>>>

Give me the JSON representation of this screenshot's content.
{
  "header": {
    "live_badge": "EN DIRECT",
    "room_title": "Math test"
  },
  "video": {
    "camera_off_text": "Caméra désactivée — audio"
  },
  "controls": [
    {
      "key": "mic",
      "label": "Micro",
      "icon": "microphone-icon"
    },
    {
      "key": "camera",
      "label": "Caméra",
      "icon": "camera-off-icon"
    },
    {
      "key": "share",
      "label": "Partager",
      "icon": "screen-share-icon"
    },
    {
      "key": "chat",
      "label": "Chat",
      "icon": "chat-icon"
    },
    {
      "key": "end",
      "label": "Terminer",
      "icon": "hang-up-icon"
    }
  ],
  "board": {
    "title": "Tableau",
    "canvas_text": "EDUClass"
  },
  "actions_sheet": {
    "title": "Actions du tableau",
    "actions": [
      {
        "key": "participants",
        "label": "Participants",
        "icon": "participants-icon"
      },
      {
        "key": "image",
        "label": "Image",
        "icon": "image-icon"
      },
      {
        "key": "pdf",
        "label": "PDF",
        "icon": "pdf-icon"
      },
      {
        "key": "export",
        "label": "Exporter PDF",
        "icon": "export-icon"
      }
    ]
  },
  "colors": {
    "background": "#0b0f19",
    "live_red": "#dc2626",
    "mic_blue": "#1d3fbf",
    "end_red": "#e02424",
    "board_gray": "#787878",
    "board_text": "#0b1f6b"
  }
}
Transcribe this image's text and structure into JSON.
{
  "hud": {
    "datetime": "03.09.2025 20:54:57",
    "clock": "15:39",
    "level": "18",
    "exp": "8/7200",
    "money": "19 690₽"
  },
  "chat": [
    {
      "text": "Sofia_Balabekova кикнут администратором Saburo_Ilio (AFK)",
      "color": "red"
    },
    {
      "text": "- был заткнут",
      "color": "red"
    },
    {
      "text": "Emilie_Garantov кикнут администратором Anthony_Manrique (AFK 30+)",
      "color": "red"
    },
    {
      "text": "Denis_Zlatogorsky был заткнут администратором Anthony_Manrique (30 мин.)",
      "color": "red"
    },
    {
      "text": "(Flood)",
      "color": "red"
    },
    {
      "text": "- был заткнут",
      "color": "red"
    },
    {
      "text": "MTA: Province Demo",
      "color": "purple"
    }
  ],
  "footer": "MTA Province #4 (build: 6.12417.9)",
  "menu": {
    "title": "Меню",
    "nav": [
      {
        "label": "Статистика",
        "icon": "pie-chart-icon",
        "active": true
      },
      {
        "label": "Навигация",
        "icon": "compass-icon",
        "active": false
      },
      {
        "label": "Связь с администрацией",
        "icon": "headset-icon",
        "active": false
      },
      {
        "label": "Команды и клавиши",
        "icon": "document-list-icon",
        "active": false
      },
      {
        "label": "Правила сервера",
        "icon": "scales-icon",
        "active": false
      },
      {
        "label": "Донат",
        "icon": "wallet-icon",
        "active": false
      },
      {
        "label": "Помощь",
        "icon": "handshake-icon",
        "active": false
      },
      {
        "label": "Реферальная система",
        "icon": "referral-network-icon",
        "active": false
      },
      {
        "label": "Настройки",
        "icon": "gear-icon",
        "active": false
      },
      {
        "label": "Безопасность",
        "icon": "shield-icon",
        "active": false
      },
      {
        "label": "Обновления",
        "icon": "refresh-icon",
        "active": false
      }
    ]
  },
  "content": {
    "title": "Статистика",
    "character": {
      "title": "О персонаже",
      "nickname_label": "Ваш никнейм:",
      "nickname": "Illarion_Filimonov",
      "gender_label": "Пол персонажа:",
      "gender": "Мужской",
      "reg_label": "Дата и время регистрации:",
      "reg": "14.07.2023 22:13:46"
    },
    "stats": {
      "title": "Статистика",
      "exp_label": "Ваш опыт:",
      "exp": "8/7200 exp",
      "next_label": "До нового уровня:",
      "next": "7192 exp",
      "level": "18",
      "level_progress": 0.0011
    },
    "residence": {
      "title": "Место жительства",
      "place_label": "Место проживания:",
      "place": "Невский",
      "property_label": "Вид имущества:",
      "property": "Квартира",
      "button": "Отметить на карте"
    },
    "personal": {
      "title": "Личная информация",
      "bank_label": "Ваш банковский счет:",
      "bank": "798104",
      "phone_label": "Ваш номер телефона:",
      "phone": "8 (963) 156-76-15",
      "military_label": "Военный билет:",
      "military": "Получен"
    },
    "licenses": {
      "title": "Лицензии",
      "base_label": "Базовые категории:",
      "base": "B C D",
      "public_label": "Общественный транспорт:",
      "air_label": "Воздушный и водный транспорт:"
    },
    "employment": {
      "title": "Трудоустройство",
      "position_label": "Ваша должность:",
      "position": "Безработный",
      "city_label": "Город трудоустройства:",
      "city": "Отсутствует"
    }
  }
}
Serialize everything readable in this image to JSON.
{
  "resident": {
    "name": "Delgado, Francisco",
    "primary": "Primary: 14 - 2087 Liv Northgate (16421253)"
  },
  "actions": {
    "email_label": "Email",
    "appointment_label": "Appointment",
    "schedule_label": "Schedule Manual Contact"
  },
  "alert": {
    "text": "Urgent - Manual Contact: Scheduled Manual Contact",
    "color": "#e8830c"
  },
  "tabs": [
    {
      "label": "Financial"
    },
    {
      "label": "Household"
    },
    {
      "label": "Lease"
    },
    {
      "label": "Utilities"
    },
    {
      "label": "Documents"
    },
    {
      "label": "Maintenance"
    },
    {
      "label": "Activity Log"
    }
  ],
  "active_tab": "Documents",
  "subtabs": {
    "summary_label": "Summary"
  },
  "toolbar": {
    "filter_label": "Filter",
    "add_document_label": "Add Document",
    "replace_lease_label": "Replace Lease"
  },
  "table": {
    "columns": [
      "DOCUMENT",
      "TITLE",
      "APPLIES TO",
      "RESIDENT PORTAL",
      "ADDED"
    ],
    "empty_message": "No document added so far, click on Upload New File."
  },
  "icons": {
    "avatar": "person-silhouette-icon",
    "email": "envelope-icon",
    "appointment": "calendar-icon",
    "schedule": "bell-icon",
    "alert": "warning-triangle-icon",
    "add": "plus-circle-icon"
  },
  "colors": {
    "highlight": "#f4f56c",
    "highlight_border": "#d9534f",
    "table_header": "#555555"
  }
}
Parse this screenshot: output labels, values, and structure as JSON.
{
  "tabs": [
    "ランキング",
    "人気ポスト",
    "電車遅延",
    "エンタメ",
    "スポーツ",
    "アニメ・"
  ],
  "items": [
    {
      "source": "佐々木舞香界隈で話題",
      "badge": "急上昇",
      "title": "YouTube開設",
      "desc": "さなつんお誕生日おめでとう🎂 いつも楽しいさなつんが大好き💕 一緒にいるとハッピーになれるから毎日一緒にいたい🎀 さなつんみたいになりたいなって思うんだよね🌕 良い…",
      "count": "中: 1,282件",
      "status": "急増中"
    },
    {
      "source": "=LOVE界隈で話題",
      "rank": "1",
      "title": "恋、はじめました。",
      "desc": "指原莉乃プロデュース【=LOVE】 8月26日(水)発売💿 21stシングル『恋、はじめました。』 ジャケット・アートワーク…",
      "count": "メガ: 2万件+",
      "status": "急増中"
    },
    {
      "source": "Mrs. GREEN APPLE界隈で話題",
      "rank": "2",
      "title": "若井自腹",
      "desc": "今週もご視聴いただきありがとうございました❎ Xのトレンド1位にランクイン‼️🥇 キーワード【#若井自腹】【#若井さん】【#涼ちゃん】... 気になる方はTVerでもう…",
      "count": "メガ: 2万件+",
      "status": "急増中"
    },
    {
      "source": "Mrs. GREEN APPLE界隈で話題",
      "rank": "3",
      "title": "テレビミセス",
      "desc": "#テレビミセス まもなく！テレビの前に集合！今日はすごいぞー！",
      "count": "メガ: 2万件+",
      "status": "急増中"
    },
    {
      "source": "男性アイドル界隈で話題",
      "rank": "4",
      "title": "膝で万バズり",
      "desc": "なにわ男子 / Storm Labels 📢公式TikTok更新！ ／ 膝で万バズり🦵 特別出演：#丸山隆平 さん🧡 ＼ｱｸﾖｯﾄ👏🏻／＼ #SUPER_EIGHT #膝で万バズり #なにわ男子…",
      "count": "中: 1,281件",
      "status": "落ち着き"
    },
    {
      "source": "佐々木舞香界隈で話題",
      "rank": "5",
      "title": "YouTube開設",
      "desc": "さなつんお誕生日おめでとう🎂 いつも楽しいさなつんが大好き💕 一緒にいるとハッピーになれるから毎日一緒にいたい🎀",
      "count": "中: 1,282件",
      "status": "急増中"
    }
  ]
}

<<<

Check each line above for the string "this", then copy the ones that have it.

Give me the JSON representation of this screenshot's content.
Transcribe this image's text and structure into JSON.
Serialize everything readable in this image to JSON.
Parse this screenshot: output labels, values, and structure as JSON.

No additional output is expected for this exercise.